TASK - Reproduce the listing verbatim.

THE INPUT -
━━━━━━━━

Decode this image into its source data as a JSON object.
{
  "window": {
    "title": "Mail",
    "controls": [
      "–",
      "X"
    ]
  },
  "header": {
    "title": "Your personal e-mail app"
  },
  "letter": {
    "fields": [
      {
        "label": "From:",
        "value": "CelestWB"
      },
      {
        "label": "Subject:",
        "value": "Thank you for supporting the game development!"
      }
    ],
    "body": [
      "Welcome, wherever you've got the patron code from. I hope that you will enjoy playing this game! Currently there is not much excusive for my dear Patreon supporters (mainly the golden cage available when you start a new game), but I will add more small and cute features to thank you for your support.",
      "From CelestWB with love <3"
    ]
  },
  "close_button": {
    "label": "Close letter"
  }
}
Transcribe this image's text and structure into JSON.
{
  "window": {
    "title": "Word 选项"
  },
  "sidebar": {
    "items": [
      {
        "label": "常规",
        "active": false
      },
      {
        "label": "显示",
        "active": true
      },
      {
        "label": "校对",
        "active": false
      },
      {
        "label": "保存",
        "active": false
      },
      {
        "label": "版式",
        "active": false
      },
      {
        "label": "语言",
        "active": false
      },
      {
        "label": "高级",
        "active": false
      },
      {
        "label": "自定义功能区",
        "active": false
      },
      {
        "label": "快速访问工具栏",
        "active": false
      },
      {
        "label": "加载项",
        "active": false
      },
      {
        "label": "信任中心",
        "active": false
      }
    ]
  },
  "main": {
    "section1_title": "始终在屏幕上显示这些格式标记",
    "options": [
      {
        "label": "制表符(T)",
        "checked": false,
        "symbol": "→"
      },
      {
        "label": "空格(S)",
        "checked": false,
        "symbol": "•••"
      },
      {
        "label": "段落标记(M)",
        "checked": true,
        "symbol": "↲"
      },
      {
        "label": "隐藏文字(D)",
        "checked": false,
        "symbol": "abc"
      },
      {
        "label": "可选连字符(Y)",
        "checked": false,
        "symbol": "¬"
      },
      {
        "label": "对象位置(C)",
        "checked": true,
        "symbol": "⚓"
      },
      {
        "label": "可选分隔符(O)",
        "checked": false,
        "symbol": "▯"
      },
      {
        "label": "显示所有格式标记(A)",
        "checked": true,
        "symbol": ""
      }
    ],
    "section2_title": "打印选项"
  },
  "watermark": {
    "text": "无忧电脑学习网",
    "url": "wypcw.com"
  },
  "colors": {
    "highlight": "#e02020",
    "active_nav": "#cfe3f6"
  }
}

━━━━━━━━

SOLUTION TO THE PROBLEM -
Decode this image into its source data as a JSON object.
{
  "window": {
    "title": "Mail",
    "controls": [
      "–",
      "X"
    ]
  },
  "header": {
    "title": "Your personal e-mail app"
  },
  "letter": {
    "fields": [
      {
        "label": "From:",
        "value": "CelestWB"
      },
      {
        "label": "Subject:",
        "value": "Thank you for supporting the game development!"
      }
    ],
    "body": [
      "Welcome, wherever you've got the patron code from. I hope that you will enjoy playing this game! Currently there is not much excusive for my dear Patreon supporters (mainly the golden cage available when you start a new game), but I will add more small and cute features to thank you for your support.",
      "From CelestWB with love <3"
    ]
  },
  "close_button": {
    "label": "Close letter"
  }
}
Transcribe this image's text and structure into JSON.
{
  "window": {
    "title": "Word 选项"
  },
  "sidebar": {
    "items": [
      {
        "label": "常规",
        "active": false
      },
      {
        "label": "显示",
        "active": true
      },
      {
        "label": "校对",
        "active": false
      },
      {
        "label": "保存",
        "active": false
      },
      {
        "label": "版式",
        "active": false
      },
      {
        "label": "语言",
        "active": false
      },
      {
        "label": "高级",
        "active": false
      },
      {
        "label": "自定义功能区",
        "active": false
      },
      {
        "label": "快速访问工具栏",
        "active": false
      },
      {
        "label": "加载项",
        "active": false
      },
      {
        "label": "信任中心",
        "active": false
      }
    ]
  },
  "main": {
    "section1_title": "始终在屏幕上显示这些格式标记",
    "options": [
      {
        "label": "制表符(T)",
        "checked": false,
        "symbol": "→"
      },
      {
        "label": "空格(S)",
        "checked": false,
        "symbol": "•••"
      },
      {
        "label": "段落标记(M)",
        "checked": true,
        "symbol": "↲"
      },
      {
        "label": "隐藏文字(D)",
        "checked": false,
        "symbol": "abc"
      },
      {
        "label": "可选连字符(Y)",
        "checked": false,
        "symbol": "¬"
      },
      {
        "label": "对象位置(C)",
        "checked": true,
        "symbol": "⚓"
      },
      {
        "label": "可选分隔符(O)",
        "checked": false,
        "symbol": "▯"
      },
      {
        "label": "显示所有格式标记(A)",
        "checked": true,
        "symbol": ""
      }
    ],
    "section2_title": "打印选项"
  },
  "watermark": {
    "text": "无忧电脑学习网",
    "url": "wypcw.com"
  },
  "colors": {
    "highlight": "#e02020",
    "active_nav": "#cfe3f6"
  }
}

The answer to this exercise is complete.